**Exercise goal:** Locate "What text is on this page?" in the records below, then copy its line and every following line exactly, without the pictures.

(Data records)

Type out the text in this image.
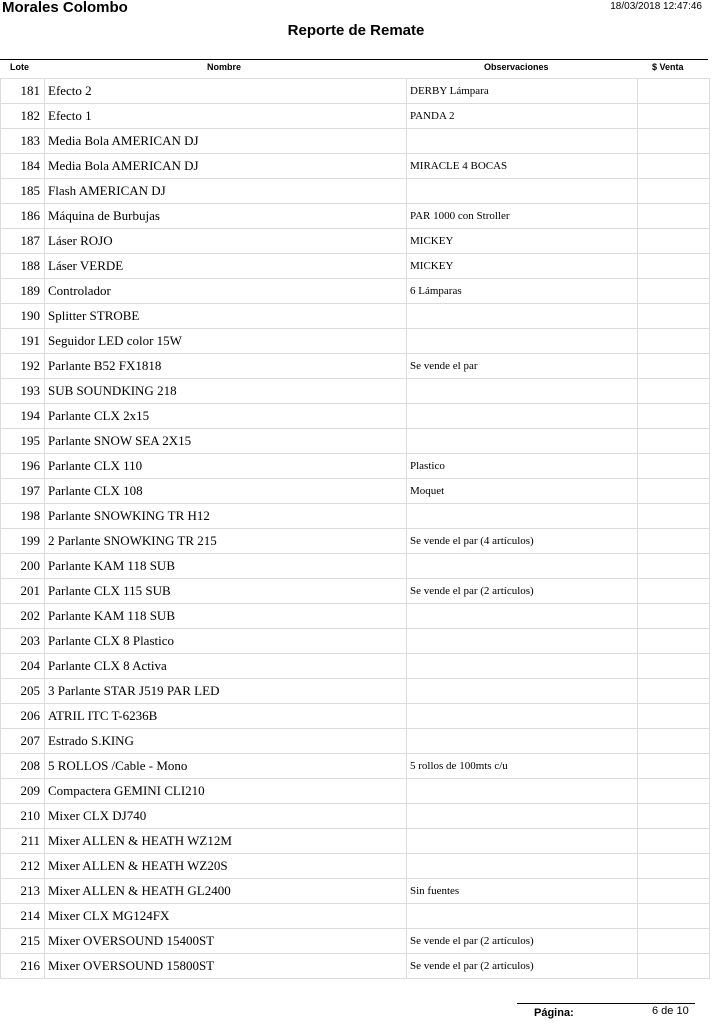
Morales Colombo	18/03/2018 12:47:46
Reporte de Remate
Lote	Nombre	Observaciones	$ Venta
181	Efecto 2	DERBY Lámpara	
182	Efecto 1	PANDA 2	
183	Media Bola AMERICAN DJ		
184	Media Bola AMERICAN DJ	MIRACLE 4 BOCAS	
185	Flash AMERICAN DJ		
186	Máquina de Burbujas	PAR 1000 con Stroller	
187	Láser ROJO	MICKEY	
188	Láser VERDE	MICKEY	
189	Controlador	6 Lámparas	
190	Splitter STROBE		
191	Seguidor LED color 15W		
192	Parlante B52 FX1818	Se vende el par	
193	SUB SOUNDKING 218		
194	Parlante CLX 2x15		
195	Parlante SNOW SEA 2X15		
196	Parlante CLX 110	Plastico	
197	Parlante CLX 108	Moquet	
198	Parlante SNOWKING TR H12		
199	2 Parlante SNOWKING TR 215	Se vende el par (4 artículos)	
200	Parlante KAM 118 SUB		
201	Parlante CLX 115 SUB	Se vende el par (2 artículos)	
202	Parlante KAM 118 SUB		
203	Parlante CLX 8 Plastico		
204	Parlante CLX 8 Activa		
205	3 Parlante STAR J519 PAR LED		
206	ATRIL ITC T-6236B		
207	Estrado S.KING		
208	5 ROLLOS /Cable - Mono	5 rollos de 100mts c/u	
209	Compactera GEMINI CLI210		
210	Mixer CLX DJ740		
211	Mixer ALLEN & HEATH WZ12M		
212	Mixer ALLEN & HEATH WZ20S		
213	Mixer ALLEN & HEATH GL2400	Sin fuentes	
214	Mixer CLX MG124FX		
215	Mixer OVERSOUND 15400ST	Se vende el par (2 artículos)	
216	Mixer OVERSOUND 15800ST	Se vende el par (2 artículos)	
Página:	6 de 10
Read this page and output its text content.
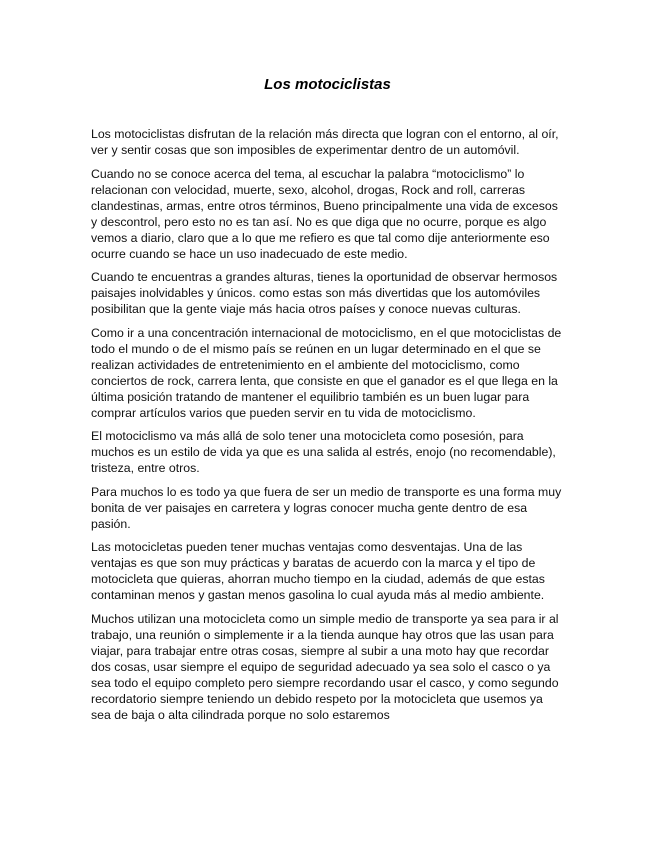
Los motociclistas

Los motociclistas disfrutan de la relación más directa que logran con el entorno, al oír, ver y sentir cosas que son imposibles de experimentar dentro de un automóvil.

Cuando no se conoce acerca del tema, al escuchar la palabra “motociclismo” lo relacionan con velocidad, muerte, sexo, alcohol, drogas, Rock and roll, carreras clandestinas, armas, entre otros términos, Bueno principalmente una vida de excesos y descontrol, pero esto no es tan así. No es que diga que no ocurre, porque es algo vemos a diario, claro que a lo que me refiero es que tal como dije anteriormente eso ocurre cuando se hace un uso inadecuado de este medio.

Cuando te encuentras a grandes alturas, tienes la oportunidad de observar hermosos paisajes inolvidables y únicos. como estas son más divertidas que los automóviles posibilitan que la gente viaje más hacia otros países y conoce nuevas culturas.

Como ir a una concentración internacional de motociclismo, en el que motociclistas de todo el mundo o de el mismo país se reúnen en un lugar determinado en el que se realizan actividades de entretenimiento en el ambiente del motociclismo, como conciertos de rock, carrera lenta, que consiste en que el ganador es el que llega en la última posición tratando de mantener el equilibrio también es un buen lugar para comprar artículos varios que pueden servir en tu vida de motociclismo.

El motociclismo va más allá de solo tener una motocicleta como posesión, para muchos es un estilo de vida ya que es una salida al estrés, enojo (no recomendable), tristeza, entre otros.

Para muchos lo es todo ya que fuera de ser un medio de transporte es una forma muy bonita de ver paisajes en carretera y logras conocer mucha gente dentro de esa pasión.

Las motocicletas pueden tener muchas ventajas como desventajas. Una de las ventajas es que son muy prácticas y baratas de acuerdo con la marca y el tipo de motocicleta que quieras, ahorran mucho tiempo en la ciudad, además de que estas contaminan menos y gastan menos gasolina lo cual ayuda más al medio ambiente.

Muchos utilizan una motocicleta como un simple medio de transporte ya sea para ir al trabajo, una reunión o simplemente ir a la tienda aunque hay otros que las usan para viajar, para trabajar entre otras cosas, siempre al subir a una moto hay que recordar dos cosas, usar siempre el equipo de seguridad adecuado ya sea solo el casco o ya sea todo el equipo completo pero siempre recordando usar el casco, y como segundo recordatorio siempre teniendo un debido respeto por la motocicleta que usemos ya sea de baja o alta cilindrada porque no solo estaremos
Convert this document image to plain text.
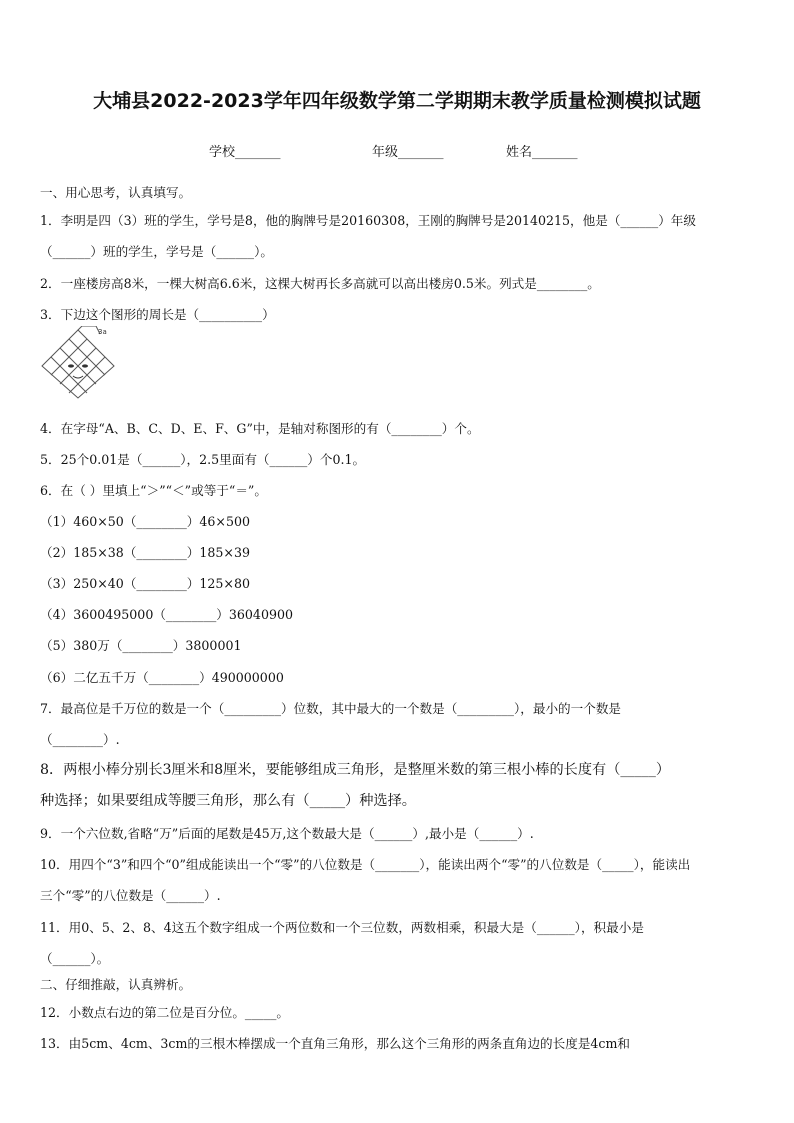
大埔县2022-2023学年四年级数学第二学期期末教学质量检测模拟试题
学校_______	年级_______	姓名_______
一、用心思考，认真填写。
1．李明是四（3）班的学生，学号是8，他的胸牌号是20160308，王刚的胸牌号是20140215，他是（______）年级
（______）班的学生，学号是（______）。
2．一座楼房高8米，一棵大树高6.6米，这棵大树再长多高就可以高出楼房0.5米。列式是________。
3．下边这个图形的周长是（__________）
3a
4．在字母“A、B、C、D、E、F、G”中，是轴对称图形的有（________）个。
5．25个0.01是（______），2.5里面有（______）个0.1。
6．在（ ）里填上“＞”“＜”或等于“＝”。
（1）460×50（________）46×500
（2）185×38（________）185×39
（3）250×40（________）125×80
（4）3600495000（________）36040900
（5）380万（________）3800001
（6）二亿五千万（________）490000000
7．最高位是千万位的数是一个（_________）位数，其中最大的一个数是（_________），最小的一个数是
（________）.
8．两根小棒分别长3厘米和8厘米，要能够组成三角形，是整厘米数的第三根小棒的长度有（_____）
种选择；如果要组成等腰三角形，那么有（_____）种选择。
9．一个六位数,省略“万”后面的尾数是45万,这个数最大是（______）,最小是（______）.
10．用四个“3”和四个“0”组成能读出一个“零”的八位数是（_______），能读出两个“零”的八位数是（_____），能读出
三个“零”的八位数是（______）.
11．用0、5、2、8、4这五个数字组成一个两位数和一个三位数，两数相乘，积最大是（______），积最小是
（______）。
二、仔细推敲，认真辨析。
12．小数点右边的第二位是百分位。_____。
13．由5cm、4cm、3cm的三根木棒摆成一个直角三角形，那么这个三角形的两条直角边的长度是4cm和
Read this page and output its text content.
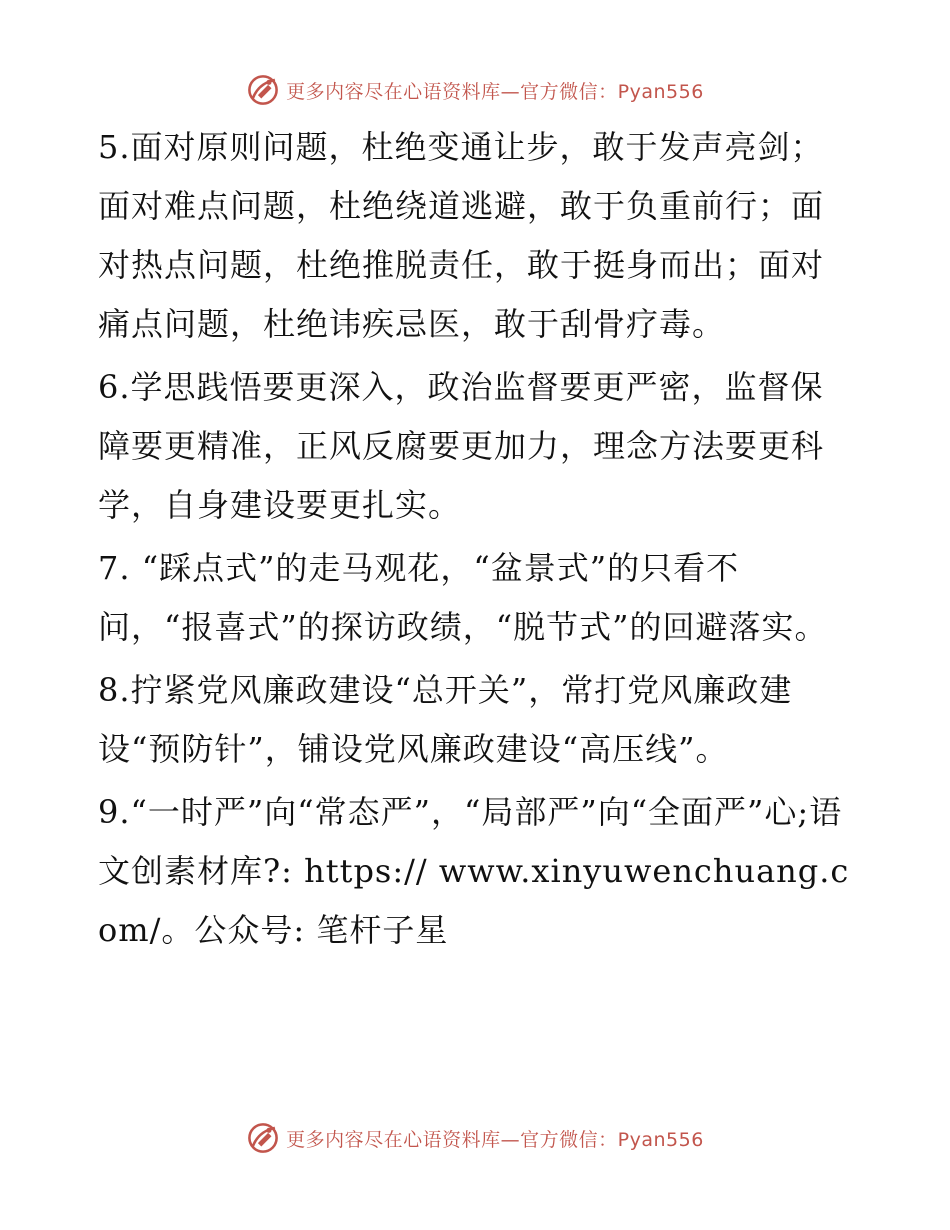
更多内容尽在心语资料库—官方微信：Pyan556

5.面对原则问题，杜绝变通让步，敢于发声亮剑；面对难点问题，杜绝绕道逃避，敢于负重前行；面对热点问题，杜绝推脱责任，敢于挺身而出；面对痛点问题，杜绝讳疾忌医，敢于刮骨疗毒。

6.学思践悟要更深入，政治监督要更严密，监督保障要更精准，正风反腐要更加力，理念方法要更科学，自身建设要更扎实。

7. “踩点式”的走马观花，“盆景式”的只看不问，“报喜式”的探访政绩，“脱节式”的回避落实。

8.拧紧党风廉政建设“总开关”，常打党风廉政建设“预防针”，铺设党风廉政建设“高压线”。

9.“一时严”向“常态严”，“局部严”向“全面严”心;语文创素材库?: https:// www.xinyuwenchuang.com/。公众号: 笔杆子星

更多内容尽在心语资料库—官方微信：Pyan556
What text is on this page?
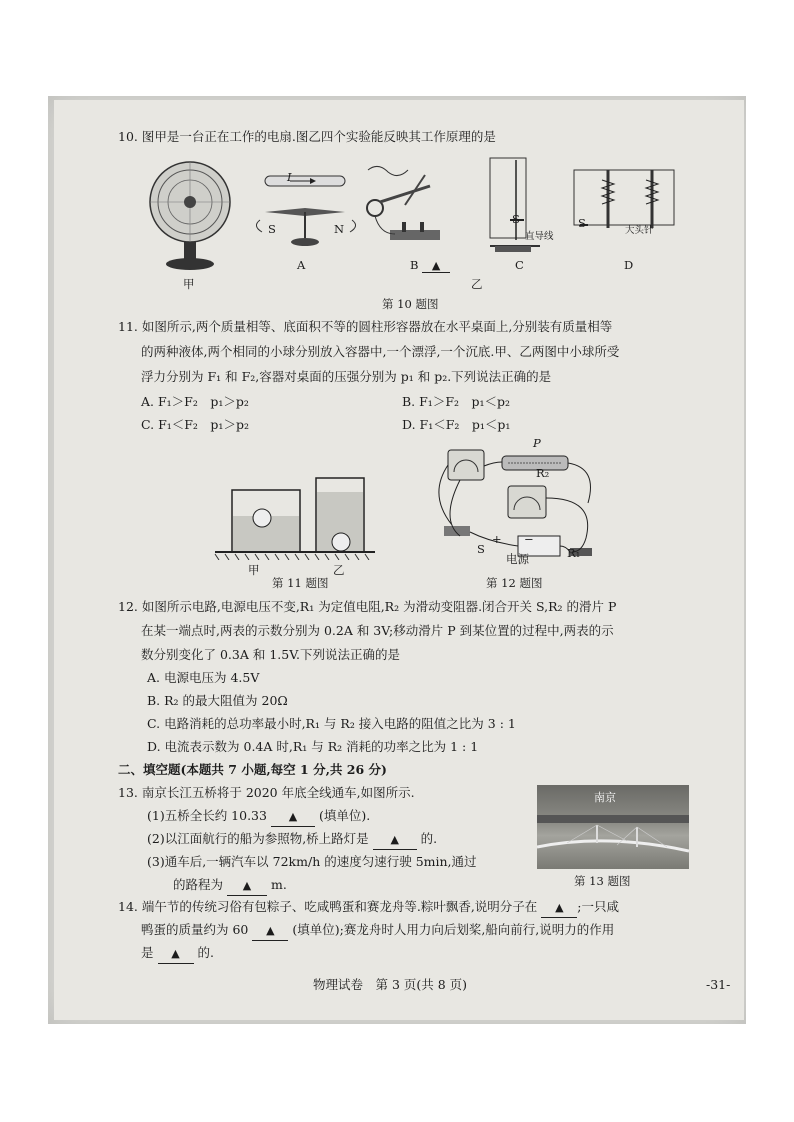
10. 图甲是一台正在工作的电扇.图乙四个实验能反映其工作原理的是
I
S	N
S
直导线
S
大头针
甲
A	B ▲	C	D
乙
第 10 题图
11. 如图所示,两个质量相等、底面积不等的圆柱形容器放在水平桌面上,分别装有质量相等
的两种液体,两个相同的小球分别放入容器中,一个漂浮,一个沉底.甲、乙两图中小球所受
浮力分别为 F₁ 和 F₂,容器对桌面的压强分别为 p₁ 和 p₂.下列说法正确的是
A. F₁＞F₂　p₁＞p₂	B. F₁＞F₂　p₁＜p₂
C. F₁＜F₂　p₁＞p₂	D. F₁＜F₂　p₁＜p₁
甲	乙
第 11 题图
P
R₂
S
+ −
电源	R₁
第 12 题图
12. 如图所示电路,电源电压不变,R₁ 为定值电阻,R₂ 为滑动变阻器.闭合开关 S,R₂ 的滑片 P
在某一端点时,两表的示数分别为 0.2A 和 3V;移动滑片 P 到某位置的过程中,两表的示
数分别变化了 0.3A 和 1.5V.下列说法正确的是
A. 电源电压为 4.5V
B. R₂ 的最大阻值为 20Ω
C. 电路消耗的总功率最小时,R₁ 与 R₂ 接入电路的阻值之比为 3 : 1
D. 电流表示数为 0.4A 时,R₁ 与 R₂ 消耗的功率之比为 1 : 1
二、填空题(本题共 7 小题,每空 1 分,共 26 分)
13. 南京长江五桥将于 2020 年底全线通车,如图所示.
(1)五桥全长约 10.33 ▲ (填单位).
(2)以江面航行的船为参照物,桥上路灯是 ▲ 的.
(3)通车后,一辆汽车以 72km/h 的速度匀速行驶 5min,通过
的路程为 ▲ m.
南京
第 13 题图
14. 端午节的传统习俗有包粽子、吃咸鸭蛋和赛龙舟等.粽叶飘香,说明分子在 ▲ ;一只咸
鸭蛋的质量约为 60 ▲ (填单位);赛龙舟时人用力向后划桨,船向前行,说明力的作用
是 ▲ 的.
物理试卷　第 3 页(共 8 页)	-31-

**Response to the task:**
What text is on this page?
10. 图甲是一台正在工作的电扇.图乙四个实验能反映其工作原理的是
I
S	N
S
直导线
S
大头针
甲
A	B ▲	C	D
乙
第 10 题图
11. 如图所示,两个质量相等、底面积不等的圆柱形容器放在水平桌面上,分别装有质量相等
的两种液体,两个相同的小球分别放入容器中,一个漂浮,一个沉底.甲、乙两图中小球所受
浮力分别为 F₁ 和 F₂,容器对桌面的压强分别为 p₁ 和 p₂.下列说法正确的是
A. F₁＞F₂　p₁＞p₂	B. F₁＞F₂　p₁＜p₂
C. F₁＜F₂　p₁＞p₂	D. F₁＜F₂　p₁＜p₁
甲	乙
第 11 题图
P
R₂
S
+ −
电源	R₁
第 12 题图
12. 如图所示电路,电源电压不变,R₁ 为定值电阻,R₂ 为滑动变阻器.闭合开关 S,R₂ 的滑片 P
在某一端点时,两表的示数分别为 0.2A 和 3V;移动滑片 P 到某位置的过程中,两表的示
数分别变化了 0.3A 和 1.5V.下列说法正确的是
A. 电源电压为 4.5V
B. R₂ 的最大阻值为 20Ω
C. 电路消耗的总功率最小时,R₁ 与 R₂ 接入电路的阻值之比为 3 : 1
D. 电流表示数为 0.4A 时,R₁ 与 R₂ 消耗的功率之比为 1 : 1
二、填空题(本题共 7 小题,每空 1 分,共 26 分)
13. 南京长江五桥将于 2020 年底全线通车,如图所示.
(1)五桥全长约 10.33 ▲ (填单位).
(2)以江面航行的船为参照物,桥上路灯是 ▲ 的.
(3)通车后,一辆汽车以 72km/h 的速度匀速行驶 5min,通过
的路程为 ▲ m.
南京
第 13 题图
14. 端午节的传统习俗有包粽子、吃咸鸭蛋和赛龙舟等.粽叶飘香,说明分子在 ▲ ;一只咸
鸭蛋的质量约为 60 ▲ (填单位);赛龙舟时人用力向后划桨,船向前行,说明力的作用
是 ▲ 的.
物理试卷　第 3 页(共 8 页)	-31-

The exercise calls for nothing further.